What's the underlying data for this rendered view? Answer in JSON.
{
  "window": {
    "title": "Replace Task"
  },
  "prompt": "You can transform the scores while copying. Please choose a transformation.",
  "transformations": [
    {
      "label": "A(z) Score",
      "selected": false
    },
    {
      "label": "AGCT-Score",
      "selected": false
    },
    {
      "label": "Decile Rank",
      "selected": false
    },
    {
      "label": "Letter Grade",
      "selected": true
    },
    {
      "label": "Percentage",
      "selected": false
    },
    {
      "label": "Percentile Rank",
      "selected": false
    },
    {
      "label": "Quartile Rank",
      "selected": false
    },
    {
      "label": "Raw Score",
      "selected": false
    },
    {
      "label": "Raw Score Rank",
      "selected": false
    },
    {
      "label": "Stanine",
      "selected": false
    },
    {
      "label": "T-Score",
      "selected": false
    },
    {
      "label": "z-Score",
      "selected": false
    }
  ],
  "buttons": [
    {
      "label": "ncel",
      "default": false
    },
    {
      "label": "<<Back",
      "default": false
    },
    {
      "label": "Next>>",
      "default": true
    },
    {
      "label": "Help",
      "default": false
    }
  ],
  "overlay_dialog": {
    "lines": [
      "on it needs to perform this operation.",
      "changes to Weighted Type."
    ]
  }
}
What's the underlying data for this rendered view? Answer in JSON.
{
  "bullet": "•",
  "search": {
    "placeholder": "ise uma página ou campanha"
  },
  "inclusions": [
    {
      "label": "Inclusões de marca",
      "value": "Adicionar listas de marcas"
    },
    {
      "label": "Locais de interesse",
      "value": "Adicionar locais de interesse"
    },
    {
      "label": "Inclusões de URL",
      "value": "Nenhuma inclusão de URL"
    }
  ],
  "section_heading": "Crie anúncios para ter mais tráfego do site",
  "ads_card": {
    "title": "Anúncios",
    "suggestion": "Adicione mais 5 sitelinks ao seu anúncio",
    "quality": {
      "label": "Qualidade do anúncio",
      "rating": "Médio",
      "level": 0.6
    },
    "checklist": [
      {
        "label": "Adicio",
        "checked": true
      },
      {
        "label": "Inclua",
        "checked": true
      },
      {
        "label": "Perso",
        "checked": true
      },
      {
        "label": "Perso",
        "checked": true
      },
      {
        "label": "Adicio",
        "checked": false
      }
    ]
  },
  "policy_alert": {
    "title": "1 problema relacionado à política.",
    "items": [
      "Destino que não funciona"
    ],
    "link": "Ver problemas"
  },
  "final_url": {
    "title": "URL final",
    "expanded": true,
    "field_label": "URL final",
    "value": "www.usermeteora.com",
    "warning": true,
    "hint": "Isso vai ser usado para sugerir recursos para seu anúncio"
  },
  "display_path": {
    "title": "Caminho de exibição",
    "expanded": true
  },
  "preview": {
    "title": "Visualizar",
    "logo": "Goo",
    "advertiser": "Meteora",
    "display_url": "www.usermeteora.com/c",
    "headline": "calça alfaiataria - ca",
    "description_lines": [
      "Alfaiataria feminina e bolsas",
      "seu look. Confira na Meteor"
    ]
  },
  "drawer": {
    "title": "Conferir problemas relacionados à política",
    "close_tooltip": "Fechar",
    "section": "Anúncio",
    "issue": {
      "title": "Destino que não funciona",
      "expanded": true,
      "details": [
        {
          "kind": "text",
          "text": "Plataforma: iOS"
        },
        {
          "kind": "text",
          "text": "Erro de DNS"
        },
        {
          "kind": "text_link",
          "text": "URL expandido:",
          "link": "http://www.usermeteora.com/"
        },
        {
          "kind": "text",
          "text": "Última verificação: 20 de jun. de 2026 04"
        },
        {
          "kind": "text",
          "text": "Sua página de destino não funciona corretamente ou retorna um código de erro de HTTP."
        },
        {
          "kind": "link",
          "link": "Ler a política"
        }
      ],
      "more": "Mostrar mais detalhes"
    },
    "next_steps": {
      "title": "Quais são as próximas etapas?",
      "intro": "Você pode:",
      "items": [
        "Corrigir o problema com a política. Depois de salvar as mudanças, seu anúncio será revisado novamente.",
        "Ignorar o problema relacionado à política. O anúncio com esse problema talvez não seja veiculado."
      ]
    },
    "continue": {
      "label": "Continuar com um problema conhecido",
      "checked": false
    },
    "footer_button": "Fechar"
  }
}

* [EXERCISE BRIEF]:
Reproduce each entry from the records above, character for character.

* [SOLUTION TO THIS EXERCISE]:
What's the underlying data for this rendered view? Answer in JSON.
{
  "window": {
    "title": "Replace Task"
  },
  "prompt": "You can transform the scores while copying. Please choose a transformation.",
  "transformations": [
    {
      "label": "A(z) Score",
      "selected": false
    },
    {
      "label": "AGCT-Score",
      "selected": false
    },
    {
      "label": "Decile Rank",
      "selected": false
    },
    {
      "label": "Letter Grade",
      "selected": true
    },
    {
      "label": "Percentage",
      "selected": false
    },
    {
      "label": "Percentile Rank",
      "selected": false
    },
    {
      "label": "Quartile Rank",
      "selected": false
    },
    {
      "label": "Raw Score",
      "selected": false
    },
    {
      "label": "Raw Score Rank",
      "selected": false
    },
    {
      "label": "Stanine",
      "selected": false
    },
    {
      "label": "T-Score",
      "selected": false
    },
    {
      "label": "z-Score",
      "selected": false
    }
  ],
  "buttons": [
    {
      "label": "ncel",
      "default": false
    },
    {
      "label": "<<Back",
      "default": false
    },
    {
      "label": "Next>>",
      "default": true
    },
    {
      "label": "Help",
      "default": false
    }
  ],
  "overlay_dialog": {
    "lines": [
      "on it needs to perform this operation.",
      "changes to Weighted Type."
    ]
  }
}
What's the underlying data for this rendered view? Answer in JSON.
{
  "bullet": "•",
  "search": {
    "placeholder": "ise uma página ou campanha"
  },
  "inclusions": [
    {
      "label": "Inclusões de marca",
      "value": "Adicionar listas de marcas"
    },
    {
      "label": "Locais de interesse",
      "value": "Adicionar locais de interesse"
    },
    {
      "label": "Inclusões de URL",
      "value": "Nenhuma inclusão de URL"
    }
  ],
  "section_heading": "Crie anúncios para ter mais tráfego do site",
  "ads_card": {
    "title": "Anúncios",
    "suggestion": "Adicione mais 5 sitelinks ao seu anúncio",
    "quality": {
      "label": "Qualidade do anúncio",
      "rating": "Médio",
      "level": 0.6
    },
    "checklist": [
      {
        "label": "Adicio",
        "checked": true
      },
      {
        "label": "Inclua",
        "checked": true
      },
      {
        "label": "Perso",
        "checked": true
      },
      {
        "label": "Perso",
        "checked": true
      },
      {
        "label": "Adicio",
        "checked": false
      }
    ]
  },
  "policy_alert": {
    "title": "1 problema relacionado à política.",
    "items": [
      "Destino que não funciona"
    ],
    "link": "Ver problemas"
  },
  "final_url": {
    "title": "URL final",
    "expanded": true,
    "field_label": "URL final",
    "value": "www.usermeteora.com",
    "warning": true,
    "hint": "Isso vai ser usado para sugerir recursos para seu anúncio"
  },
  "display_path": {
    "title": "Caminho de exibição",
    "expanded": true
  },
  "preview": {
    "title": "Visualizar",
    "logo": "Goo",
    "advertiser": "Meteora",
    "display_url": "www.usermeteora.com/c",
    "headline": "calça alfaiataria - ca",
    "description_lines": [
      "Alfaiataria feminina e bolsas",
      "seu look. Confira na Meteor"
    ]
  },
  "drawer": {
    "title": "Conferir problemas relacionados à política",
    "close_tooltip": "Fechar",
    "section": "Anúncio",
    "issue": {
      "title": "Destino que não funciona",
      "expanded": true,
      "details": [
        {
          "kind": "text",
          "text": "Plataforma: iOS"
        },
        {
          "kind": "text",
          "text": "Erro de DNS"
        },
        {
          "kind": "text_link",
          "text": "URL expandido:",
          "link": "http://www.usermeteora.com/"
        },
        {
          "kind": "text",
          "text": "Última verificação: 20 de jun. de 2026 04"
        },
        {
          "kind": "text",
          "text": "Sua página de destino não funciona corretamente ou retorna um código de erro de HTTP."
        },
        {
          "kind": "link",
          "link": "Ler a política"
        }
      ],
      "more": "Mostrar mais detalhes"
    },
    "next_steps": {
      "title": "Quais são as próximas etapas?",
      "intro": "Você pode:",
      "items": [
        "Corrigir o problema com a política. Depois de salvar as mudanças, seu anúncio será revisado novamente.",
        "Ignorar o problema relacionado à política. O anúncio com esse problema talvez não seja veiculado."
      ]
    },
    "continue": {
      "label": "Continuar com um problema conhecido",
      "checked": false
    },
    "footer_button": "Fechar"
  }
}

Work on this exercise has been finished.